## begin Material provided

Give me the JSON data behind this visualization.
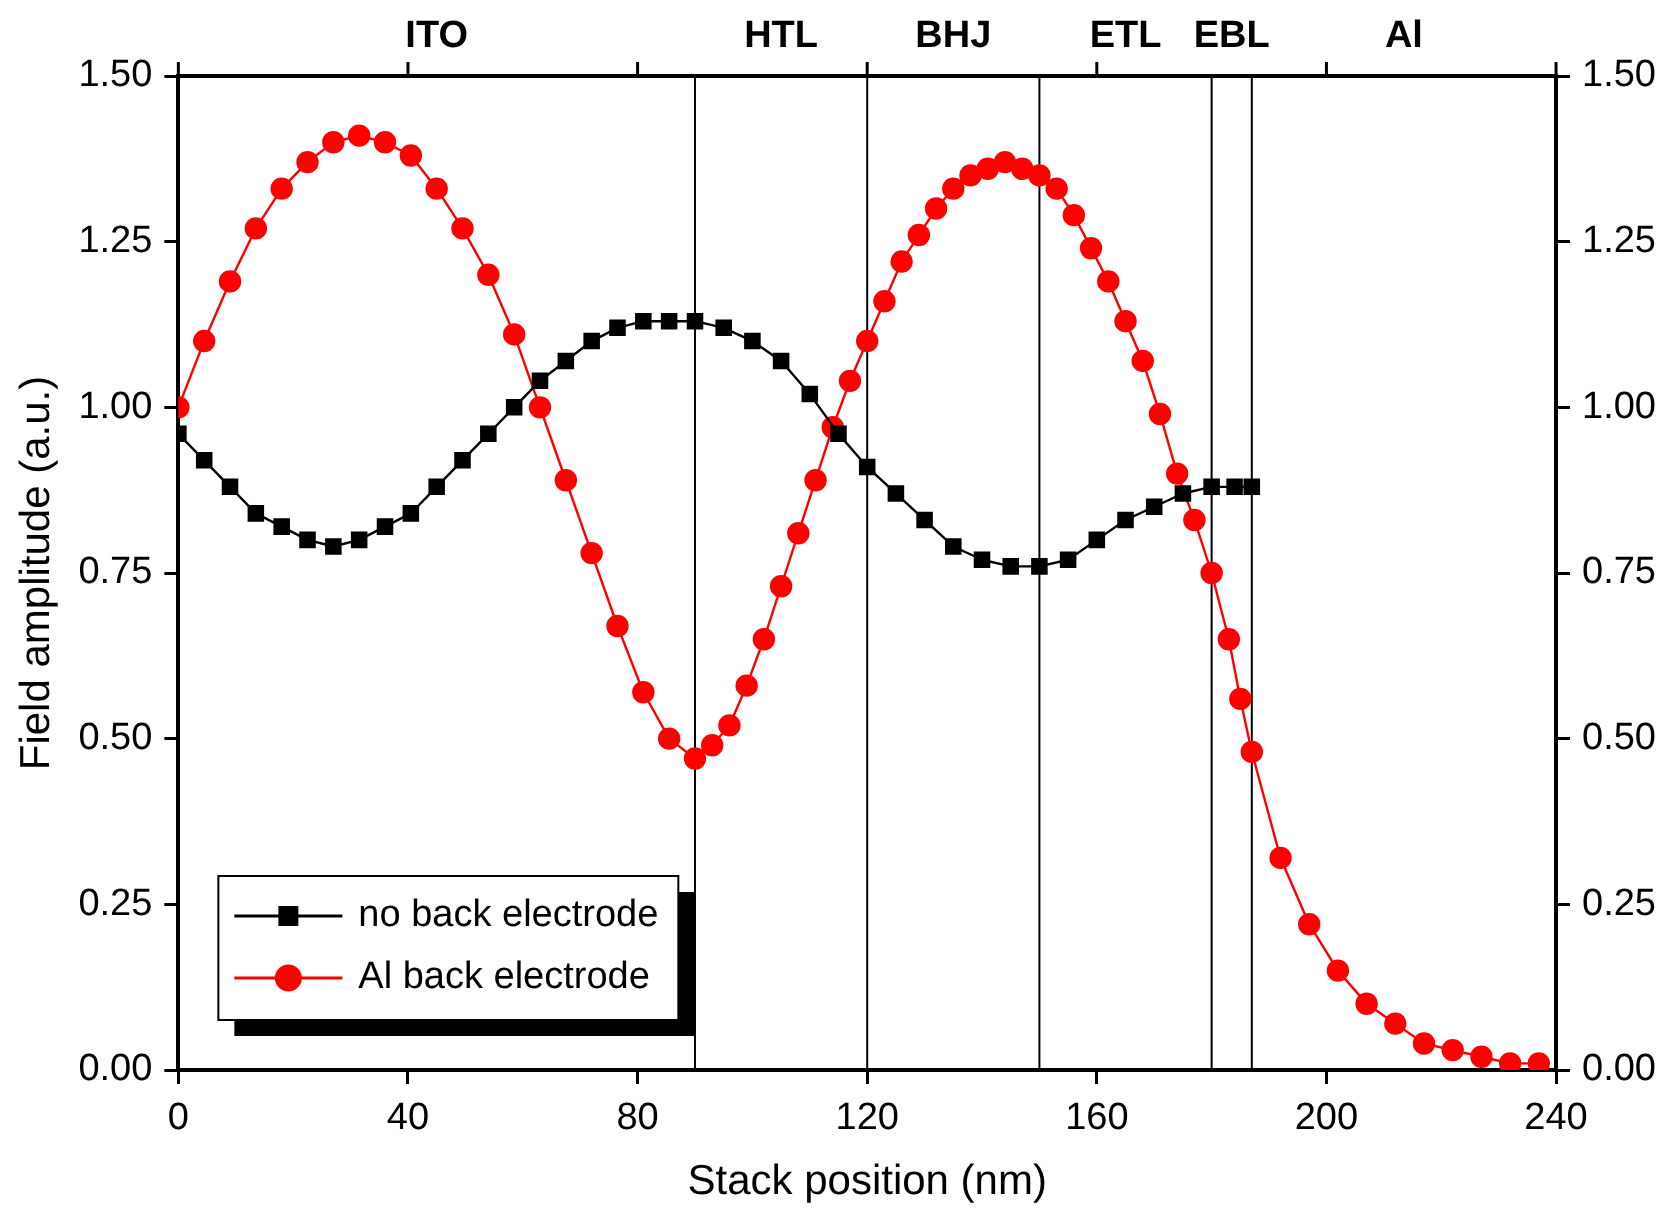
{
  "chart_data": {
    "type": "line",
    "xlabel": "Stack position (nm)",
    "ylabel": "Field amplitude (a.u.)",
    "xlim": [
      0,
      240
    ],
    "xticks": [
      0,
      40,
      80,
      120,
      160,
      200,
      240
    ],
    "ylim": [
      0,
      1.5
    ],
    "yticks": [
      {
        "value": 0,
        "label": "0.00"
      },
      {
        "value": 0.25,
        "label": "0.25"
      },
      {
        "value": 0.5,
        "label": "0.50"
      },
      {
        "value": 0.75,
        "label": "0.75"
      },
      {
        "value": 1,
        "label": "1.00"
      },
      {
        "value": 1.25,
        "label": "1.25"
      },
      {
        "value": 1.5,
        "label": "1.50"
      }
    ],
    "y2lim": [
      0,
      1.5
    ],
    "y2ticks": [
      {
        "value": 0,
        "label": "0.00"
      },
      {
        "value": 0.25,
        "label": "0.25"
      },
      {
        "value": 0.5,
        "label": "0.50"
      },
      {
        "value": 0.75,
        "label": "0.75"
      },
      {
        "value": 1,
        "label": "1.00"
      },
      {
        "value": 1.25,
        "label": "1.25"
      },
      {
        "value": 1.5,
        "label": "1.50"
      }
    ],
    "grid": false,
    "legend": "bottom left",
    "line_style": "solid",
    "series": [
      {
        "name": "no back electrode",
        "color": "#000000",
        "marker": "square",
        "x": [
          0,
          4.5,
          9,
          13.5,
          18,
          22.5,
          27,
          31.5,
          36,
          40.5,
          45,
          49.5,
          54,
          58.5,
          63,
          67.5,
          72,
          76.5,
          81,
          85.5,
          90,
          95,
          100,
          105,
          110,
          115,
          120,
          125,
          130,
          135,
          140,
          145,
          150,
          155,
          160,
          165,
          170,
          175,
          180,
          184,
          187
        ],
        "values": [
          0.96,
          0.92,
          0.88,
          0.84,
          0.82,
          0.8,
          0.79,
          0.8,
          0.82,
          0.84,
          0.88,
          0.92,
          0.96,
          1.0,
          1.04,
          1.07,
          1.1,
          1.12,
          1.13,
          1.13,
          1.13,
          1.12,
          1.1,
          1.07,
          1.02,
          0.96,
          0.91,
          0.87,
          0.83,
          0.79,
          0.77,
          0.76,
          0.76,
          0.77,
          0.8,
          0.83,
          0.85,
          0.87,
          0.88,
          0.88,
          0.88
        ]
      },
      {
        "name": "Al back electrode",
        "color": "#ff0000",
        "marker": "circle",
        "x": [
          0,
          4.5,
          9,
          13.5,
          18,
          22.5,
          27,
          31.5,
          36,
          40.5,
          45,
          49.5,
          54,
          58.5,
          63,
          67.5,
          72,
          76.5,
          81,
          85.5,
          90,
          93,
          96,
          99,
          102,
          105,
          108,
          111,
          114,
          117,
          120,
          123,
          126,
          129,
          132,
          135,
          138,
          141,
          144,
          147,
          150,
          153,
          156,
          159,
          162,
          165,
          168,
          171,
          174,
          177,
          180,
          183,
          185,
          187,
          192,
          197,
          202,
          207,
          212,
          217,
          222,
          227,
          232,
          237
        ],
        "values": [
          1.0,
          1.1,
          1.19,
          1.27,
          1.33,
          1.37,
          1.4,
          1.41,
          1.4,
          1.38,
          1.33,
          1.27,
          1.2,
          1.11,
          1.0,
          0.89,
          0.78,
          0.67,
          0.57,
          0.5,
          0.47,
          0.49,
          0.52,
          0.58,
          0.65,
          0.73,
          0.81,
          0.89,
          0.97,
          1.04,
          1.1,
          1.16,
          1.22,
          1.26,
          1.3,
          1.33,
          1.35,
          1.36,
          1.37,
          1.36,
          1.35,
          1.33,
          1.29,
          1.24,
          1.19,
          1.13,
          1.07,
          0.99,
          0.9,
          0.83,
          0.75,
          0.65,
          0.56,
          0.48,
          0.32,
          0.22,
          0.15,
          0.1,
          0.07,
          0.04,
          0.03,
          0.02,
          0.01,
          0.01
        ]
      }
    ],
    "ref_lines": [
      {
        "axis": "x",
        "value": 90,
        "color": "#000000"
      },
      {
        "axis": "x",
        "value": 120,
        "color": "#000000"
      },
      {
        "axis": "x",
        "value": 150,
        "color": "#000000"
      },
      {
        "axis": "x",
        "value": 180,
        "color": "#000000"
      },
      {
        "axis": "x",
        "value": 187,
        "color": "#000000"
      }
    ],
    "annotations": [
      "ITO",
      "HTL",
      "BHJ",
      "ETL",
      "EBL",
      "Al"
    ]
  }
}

## end Material provided

-- Given task --
In the records above, locate every line with the string "back" and copy it.

-- Result --
        "name": "no back electrode",
        "name": "Al back electrode",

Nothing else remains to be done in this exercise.